***** Input data

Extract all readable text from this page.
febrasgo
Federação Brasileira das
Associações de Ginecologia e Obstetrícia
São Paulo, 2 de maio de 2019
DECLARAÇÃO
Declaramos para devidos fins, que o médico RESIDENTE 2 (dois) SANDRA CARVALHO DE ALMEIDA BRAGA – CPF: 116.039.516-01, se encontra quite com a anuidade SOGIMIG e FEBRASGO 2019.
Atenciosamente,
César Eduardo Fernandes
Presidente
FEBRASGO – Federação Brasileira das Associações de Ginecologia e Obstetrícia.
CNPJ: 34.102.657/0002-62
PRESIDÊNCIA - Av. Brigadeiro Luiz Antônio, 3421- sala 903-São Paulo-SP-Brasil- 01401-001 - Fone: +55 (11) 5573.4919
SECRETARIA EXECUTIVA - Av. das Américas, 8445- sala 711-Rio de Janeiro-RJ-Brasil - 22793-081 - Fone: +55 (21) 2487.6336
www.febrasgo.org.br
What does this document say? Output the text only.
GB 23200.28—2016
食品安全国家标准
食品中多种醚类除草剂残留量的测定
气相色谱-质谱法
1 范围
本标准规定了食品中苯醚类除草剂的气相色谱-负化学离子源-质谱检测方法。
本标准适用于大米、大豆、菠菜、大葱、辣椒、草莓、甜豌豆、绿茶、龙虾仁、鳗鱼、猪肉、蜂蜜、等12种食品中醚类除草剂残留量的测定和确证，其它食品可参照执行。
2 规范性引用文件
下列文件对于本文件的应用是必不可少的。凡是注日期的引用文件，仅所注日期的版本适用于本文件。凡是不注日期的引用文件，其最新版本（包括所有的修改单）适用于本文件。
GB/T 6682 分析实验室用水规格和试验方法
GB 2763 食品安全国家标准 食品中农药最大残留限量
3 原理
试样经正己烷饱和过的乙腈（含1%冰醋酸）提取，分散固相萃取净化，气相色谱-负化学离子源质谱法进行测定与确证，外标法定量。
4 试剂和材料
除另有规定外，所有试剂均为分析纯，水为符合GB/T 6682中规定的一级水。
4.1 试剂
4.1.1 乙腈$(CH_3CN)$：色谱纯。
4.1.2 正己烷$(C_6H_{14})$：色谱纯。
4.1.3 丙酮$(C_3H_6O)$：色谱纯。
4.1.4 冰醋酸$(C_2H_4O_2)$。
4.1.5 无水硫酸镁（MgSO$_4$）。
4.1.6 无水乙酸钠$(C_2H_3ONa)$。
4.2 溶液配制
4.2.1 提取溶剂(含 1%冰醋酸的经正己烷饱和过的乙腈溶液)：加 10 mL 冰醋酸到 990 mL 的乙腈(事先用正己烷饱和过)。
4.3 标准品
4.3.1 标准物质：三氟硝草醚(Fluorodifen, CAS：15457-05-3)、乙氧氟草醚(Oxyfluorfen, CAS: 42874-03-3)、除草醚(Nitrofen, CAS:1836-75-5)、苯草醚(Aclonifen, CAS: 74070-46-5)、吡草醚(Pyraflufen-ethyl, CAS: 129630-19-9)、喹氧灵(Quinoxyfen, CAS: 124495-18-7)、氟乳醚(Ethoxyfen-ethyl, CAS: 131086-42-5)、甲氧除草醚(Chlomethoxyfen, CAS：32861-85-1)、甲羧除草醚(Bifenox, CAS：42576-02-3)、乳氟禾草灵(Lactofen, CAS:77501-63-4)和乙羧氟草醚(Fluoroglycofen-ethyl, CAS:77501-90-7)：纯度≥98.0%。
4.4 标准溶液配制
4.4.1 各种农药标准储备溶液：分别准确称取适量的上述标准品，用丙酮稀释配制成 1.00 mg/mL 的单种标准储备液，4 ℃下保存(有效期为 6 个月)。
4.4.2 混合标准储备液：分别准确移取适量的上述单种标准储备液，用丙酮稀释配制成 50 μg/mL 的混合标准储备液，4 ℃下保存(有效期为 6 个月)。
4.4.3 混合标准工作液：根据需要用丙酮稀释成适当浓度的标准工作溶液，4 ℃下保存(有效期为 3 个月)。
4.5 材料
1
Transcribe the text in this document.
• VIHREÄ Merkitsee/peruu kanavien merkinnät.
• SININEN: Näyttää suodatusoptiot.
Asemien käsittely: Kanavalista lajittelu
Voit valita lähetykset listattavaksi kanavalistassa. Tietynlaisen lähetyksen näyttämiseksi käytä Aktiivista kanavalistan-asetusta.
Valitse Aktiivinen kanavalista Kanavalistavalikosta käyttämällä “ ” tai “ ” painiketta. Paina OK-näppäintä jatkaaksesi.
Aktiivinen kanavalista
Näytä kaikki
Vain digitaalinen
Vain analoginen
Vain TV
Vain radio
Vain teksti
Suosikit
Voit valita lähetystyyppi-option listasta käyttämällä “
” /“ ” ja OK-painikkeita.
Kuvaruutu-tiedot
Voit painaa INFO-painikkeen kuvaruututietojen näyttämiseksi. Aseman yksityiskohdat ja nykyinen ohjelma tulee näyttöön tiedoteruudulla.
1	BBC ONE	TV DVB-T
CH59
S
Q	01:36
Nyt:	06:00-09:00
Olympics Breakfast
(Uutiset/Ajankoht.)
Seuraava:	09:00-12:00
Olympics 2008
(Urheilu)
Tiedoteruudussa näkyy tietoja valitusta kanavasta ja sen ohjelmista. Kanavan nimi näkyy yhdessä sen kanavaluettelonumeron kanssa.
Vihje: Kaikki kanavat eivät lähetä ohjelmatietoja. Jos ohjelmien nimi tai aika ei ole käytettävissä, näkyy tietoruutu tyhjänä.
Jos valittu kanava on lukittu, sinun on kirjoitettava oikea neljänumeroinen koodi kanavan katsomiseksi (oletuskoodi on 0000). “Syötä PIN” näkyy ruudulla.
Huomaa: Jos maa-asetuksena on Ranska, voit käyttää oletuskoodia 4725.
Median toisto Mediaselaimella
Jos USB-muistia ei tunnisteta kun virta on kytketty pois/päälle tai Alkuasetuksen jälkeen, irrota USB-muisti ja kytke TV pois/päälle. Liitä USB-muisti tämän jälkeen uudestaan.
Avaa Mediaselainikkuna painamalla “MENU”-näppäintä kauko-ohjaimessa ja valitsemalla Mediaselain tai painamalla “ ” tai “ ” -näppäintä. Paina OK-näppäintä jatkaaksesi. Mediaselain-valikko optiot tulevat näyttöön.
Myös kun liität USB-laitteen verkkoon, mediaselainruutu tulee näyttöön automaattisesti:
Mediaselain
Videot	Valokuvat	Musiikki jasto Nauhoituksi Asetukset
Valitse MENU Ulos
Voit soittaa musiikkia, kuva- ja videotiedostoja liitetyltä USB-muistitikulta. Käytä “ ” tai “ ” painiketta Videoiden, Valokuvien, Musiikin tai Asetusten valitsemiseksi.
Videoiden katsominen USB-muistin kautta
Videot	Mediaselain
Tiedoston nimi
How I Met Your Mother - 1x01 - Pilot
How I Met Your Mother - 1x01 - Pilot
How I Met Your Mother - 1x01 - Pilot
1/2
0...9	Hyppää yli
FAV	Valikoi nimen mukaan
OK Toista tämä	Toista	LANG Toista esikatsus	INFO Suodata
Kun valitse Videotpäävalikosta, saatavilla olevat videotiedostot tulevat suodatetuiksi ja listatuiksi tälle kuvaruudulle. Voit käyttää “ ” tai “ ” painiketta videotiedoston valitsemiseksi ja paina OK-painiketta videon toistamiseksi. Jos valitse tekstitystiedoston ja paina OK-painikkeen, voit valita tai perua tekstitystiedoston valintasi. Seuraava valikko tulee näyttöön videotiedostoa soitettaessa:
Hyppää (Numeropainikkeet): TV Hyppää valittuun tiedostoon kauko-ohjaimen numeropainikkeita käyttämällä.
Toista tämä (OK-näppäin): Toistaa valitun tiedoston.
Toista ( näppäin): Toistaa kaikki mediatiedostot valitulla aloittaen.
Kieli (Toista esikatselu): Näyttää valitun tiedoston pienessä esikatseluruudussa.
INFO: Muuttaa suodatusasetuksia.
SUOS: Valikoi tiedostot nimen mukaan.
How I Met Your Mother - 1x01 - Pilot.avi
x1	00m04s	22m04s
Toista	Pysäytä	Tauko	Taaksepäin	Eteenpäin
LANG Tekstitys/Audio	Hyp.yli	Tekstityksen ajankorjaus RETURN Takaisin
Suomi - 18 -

**********

Exercise directions: Copy out every line of the listing that includes the string "Brasileira".

Answer in full:
Federação Brasileira das
FEBRASGO – Federação Brasileira das Associações de Ginecologia e Obstetrícia.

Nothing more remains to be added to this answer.